- Born: 1927
- Died: June 20, 2024 (aged 97) Marion, Massachusetts, U.S.
- Known for: Two time "Open Class" World Gliding Champion
- Scientific career
- Fields: Soaring and Teaching

= George B. Moffat Jr. =

American author and pilot

George B. Moffat Jr. (1927 – June 20, 2024) was an American author, twice world champion glider pilot, and a member of the U.S. Soaring Hall of Fame. He began flying airplanes in 1953, gliders in 1959, entered his first national soaring competition in 1962, and was still an active competition pilot as of 2008. Before competing in sailplanes, he compiled a winning record in International 14 foot Dinghy racing.

> _Excerpted records_:
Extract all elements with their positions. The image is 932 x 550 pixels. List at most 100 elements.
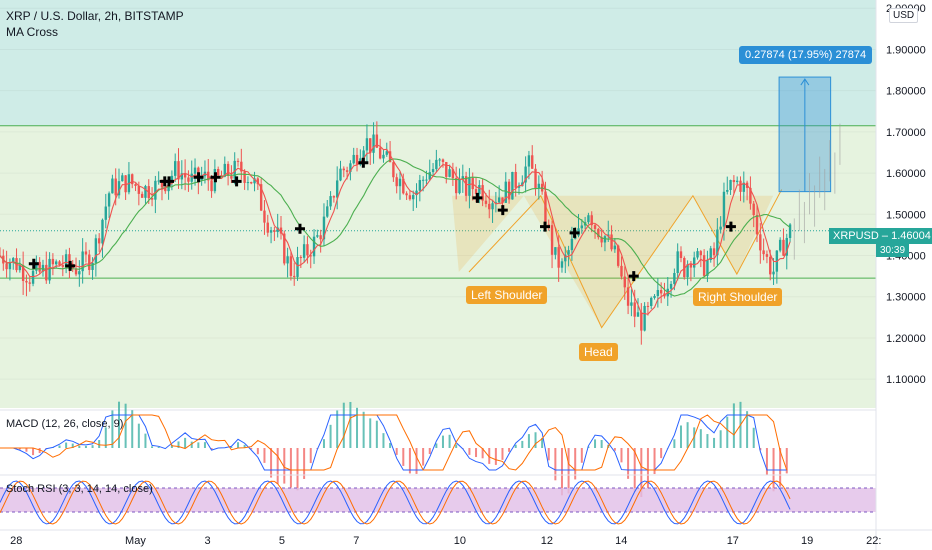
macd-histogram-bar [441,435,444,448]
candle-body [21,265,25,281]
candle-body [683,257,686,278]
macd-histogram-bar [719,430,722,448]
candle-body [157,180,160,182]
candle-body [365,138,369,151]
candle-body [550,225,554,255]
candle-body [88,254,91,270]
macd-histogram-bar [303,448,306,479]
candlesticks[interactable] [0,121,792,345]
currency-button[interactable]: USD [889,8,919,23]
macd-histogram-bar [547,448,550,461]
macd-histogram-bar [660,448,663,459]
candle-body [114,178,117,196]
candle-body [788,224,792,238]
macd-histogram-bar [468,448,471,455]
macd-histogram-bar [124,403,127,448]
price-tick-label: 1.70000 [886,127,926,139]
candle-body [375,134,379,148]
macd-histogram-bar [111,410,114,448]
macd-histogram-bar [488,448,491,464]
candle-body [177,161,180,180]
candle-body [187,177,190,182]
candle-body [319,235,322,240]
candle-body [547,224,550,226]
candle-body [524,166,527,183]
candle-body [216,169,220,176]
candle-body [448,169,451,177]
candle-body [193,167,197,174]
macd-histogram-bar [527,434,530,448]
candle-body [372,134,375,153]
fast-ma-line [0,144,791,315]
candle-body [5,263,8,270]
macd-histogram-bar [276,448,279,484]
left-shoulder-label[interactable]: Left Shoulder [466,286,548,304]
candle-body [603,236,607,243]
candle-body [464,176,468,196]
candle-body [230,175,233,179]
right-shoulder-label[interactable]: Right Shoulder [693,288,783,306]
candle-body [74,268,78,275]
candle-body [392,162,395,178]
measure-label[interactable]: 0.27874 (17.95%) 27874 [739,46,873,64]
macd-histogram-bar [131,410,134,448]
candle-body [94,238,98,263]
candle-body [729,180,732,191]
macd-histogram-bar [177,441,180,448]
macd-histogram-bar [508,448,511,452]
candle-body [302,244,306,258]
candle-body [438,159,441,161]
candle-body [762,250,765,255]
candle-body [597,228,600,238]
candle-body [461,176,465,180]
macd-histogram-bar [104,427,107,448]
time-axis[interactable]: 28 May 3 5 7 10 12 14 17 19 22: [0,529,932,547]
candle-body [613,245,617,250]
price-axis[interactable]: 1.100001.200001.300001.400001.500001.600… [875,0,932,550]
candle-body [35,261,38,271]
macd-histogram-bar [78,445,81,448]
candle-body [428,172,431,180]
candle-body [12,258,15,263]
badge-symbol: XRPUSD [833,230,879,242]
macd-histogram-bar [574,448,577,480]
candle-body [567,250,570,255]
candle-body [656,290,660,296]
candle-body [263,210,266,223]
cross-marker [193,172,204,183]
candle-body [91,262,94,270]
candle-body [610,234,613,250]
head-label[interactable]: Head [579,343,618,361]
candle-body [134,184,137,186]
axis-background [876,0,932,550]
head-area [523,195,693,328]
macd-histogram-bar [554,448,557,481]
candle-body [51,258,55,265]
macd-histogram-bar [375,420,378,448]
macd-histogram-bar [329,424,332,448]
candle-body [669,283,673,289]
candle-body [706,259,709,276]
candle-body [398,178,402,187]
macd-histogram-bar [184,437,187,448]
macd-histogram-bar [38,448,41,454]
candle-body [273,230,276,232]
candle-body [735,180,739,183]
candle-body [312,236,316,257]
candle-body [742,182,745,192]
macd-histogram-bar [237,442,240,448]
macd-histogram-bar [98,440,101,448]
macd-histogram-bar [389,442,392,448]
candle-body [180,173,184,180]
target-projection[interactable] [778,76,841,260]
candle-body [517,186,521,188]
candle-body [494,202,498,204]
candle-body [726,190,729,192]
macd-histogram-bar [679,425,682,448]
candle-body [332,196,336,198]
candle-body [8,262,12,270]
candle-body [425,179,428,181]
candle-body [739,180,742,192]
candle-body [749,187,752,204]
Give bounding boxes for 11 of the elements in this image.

> _Task to complete_: Write the next part of the biography of George B. Moffat Jr., picking up after its final sentence. The records have no connection to the text about George B. Moffat Jr.

> _Task result_:
Moffat was the first pilot ever to win the Open Class title twice in the World Gliding Championships, won five U.S. National championships, and was one of only two pilots to have won the U.S. national title in all three glider competition classes (Open, Standard and 15-meter). A holder of the Lilienthal Gliding Medal, the highest award in gliding, he flew competitively in over eight countries.

==Biography==
Moffat was one of America's foremost competition pilots and had been soaring since 1958. Aside from winning several Nationals dating from 1969, and setting three triangle speed records, he won the world title in 1970 and 1974.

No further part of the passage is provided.